◆ Task to carry out
Will you quote all of the entries, word for word?

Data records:
_ _ _ _
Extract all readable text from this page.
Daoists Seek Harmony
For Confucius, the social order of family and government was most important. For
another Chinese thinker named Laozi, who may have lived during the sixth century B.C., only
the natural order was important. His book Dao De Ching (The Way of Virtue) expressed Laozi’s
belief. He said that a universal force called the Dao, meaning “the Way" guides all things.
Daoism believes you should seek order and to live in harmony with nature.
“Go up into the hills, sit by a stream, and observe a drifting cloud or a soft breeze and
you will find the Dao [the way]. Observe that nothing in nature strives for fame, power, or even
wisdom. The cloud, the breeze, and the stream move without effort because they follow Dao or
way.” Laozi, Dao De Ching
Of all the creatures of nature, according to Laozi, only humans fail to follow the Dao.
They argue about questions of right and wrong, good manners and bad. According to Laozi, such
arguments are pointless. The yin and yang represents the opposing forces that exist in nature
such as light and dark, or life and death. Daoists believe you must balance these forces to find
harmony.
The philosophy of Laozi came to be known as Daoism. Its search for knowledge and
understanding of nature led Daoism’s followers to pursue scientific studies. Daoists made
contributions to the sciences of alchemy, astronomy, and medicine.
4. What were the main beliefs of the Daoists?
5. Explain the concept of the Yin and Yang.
_ _ _ _
◆ Final answer
Extract all readable text from this page.
Daoists Seek Harmony
For Confucius, the social order of family and government was most important. For
another Chinese thinker named Laozi, who may have lived during the sixth century B.C., only
the natural order was important. His book Dao De Ching (The Way of Virtue) expressed Laozi’s
belief. He said that a universal force called the Dao, meaning “the Way" guides all things.
Daoism believes you should seek order and to live in harmony with nature.
“Go up into the hills, sit by a stream, and observe a drifting cloud or a soft breeze and
you will find the Dao [the way]. Observe that nothing in nature strives for fame, power, or even
wisdom. The cloud, the breeze, and the stream move without effort because they follow Dao or
way.” Laozi, Dao De Ching
Of all the creatures of nature, according to Laozi, only humans fail to follow the Dao.
They argue about questions of right and wrong, good manners and bad. According to Laozi, such
arguments are pointless. The yin and yang represents the opposing forces that exist in nature
such as light and dark, or life and death. Daoists believe you must balance these forces to find
harmony.
The philosophy of Laozi came to be known as Daoism. Its search for knowledge and
understanding of nature led Daoism’s followers to pursue scientific studies. Daoists made
contributions to the sciences of alchemy, astronomy, and medicine.
4. What were the main beliefs of the Daoists?
5. Explain the concept of the Yin and Yang.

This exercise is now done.